Records from a data collection:
━━━━━━
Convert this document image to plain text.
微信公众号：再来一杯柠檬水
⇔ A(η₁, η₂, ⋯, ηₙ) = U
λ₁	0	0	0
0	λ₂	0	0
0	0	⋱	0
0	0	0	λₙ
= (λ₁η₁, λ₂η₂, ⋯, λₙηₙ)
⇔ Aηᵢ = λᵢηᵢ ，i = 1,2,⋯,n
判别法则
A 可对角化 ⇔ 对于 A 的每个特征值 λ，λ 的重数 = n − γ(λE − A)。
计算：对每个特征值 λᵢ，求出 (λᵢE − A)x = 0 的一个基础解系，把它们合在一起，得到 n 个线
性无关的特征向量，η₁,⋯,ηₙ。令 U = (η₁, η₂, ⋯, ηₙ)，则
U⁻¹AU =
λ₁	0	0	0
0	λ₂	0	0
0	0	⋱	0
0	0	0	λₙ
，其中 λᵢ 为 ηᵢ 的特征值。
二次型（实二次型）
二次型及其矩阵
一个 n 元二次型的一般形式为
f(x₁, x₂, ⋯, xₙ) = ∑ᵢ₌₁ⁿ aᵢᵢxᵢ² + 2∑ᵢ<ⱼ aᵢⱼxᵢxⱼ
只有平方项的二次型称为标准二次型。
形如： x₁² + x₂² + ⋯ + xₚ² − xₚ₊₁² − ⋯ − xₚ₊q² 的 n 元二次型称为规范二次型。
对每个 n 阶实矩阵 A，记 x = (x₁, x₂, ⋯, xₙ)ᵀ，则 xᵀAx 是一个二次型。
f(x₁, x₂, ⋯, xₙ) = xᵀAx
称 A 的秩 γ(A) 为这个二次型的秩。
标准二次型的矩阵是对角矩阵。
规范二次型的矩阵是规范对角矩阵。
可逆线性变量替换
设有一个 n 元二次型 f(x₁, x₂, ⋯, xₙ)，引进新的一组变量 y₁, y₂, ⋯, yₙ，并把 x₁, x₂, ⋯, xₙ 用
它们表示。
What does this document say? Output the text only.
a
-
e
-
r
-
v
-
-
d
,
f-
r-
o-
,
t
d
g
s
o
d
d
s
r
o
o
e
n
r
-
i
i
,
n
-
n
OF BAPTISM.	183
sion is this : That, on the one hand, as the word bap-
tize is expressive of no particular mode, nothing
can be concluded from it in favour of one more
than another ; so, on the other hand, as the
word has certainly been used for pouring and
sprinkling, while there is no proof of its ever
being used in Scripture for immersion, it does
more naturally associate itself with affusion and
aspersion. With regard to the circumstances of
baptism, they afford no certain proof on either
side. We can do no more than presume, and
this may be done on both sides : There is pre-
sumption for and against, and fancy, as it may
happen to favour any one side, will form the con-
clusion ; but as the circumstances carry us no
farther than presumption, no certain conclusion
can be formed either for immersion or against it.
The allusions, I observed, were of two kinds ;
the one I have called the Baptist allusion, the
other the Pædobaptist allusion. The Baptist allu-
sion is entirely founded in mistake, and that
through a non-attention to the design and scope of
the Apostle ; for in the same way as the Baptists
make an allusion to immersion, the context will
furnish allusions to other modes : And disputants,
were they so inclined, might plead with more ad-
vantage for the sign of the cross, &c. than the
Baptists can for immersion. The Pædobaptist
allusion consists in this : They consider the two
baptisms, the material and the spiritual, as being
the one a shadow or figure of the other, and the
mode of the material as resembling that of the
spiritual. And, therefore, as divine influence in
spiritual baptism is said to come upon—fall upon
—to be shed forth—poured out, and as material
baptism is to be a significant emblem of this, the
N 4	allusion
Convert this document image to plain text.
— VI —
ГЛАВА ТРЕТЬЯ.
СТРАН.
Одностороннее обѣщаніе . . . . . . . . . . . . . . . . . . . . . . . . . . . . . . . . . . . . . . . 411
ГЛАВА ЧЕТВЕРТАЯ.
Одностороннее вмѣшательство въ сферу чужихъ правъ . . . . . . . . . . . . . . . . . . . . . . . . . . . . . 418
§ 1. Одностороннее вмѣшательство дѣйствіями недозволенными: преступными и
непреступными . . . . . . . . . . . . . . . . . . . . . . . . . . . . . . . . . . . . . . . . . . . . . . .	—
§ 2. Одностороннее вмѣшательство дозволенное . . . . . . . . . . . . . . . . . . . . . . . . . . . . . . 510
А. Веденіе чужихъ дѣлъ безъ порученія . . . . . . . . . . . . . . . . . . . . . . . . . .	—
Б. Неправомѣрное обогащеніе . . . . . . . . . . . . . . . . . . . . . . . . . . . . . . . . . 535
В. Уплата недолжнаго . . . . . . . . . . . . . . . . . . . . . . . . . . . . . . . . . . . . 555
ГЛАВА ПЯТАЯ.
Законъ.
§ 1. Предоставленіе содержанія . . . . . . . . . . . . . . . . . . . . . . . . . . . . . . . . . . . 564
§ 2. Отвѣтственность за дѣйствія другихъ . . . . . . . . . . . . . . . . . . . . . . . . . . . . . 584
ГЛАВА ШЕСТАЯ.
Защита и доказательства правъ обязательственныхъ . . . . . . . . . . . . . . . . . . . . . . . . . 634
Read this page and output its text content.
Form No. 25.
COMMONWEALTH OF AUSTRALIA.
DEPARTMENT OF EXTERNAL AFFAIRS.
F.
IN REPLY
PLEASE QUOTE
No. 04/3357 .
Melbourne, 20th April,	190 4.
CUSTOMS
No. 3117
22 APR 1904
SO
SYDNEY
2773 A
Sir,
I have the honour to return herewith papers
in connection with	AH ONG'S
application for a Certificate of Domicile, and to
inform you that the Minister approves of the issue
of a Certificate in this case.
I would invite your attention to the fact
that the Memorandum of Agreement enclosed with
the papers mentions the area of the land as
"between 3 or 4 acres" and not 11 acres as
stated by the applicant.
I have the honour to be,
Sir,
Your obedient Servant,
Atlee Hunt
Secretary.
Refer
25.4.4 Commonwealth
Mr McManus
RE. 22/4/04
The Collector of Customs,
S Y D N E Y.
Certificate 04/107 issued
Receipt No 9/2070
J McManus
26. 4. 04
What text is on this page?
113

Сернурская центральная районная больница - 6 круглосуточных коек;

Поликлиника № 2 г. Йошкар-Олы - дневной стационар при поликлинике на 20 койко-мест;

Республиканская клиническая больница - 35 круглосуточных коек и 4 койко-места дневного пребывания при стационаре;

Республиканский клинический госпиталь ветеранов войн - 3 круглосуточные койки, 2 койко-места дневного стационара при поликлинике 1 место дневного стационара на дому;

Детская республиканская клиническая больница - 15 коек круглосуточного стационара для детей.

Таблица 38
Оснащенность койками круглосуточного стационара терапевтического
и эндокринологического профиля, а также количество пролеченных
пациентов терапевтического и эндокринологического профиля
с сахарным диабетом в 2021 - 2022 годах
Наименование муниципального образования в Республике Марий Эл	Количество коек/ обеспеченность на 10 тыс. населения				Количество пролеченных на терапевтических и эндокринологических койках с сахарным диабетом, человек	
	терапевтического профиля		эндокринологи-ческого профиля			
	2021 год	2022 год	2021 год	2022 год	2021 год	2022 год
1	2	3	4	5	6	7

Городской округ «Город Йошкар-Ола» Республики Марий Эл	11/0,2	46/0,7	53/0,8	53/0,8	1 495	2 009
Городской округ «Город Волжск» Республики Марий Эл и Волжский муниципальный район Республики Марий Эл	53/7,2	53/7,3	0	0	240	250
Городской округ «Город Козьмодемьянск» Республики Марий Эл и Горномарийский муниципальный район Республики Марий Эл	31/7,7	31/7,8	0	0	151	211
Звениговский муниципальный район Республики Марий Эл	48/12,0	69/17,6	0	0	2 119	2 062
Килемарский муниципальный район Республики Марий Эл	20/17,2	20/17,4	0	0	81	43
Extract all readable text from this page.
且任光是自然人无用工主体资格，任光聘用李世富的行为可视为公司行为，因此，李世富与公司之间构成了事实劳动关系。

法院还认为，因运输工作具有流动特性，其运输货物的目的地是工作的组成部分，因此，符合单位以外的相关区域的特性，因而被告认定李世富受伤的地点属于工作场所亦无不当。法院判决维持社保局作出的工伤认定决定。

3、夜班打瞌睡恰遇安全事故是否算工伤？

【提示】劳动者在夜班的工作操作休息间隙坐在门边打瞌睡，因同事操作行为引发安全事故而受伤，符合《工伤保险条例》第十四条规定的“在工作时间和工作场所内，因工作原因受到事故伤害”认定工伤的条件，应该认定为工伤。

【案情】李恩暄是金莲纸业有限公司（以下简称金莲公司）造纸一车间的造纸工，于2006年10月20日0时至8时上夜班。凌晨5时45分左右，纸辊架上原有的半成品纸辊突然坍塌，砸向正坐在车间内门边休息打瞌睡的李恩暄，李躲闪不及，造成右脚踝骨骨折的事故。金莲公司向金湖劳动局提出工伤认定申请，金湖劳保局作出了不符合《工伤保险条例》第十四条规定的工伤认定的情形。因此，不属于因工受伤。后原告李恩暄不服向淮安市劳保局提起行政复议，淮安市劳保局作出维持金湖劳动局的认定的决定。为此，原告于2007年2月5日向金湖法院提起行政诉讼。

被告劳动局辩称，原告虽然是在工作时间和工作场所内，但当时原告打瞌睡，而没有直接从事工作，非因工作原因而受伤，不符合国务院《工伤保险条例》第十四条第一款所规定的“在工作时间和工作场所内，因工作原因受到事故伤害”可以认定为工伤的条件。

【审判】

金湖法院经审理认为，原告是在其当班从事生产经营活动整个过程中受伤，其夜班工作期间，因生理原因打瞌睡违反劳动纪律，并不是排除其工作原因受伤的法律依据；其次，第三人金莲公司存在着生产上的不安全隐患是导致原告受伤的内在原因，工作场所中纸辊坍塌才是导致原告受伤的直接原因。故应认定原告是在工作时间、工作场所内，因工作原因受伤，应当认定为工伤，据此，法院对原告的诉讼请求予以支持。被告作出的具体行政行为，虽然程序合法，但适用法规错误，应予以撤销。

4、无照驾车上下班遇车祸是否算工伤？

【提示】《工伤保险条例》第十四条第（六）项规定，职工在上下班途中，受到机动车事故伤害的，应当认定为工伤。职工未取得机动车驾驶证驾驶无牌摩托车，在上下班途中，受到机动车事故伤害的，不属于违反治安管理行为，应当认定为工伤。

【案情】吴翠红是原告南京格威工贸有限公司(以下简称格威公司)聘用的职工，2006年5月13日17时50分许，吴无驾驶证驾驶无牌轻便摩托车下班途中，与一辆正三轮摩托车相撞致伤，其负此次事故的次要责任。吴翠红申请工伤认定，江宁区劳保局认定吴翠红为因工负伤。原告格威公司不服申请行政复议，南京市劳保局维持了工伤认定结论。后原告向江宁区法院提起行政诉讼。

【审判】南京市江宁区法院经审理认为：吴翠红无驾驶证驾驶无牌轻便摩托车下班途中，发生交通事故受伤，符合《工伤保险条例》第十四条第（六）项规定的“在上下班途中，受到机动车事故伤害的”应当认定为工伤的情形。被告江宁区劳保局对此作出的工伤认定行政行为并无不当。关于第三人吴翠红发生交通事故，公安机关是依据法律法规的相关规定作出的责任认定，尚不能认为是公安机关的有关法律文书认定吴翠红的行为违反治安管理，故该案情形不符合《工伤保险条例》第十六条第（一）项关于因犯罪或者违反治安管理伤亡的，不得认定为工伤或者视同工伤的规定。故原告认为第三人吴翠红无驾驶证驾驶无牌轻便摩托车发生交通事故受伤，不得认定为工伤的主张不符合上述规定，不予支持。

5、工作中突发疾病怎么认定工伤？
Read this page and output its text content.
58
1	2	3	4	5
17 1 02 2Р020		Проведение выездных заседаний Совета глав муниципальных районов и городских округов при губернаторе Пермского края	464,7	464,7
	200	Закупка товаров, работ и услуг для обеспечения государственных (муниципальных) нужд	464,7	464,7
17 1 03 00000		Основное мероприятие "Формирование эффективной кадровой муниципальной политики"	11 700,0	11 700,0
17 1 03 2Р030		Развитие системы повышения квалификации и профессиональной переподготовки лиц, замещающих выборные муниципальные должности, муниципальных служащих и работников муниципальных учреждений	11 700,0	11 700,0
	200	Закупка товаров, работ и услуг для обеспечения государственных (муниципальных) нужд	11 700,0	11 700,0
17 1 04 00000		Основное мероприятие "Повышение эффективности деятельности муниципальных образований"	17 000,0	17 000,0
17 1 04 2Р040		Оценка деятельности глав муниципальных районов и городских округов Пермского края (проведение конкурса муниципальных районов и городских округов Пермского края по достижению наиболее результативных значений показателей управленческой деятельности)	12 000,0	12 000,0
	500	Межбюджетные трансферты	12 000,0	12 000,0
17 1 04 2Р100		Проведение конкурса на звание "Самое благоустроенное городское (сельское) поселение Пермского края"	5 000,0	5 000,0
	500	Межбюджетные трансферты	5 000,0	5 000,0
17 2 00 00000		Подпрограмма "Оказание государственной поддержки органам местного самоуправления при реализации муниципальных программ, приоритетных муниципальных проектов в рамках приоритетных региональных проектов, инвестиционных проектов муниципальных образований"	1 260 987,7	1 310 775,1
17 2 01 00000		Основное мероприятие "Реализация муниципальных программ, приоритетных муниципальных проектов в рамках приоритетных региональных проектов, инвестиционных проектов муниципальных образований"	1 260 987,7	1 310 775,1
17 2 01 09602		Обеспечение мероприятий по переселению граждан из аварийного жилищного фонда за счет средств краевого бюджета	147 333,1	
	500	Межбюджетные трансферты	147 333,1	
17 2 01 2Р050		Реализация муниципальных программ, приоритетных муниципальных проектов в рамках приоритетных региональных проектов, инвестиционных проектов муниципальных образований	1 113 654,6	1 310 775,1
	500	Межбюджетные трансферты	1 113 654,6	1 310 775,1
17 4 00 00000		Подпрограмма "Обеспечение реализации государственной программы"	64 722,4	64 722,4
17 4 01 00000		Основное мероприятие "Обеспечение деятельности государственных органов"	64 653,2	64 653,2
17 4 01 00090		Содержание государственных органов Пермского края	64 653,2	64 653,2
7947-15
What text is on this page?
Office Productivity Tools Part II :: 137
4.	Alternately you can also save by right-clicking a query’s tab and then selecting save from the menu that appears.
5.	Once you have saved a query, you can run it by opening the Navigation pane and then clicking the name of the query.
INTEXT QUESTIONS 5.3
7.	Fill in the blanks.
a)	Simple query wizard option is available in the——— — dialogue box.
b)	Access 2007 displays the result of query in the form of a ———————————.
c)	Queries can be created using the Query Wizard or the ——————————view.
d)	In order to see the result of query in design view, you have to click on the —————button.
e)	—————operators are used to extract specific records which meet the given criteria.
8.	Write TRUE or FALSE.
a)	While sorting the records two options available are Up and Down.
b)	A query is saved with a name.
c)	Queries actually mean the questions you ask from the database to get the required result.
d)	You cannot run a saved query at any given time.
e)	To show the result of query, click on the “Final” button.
━━━━━━
▶ [Work to complete]
Tally the lines of the data that contain the string "обеспечения" and report the total alone.

▶ [Output]
2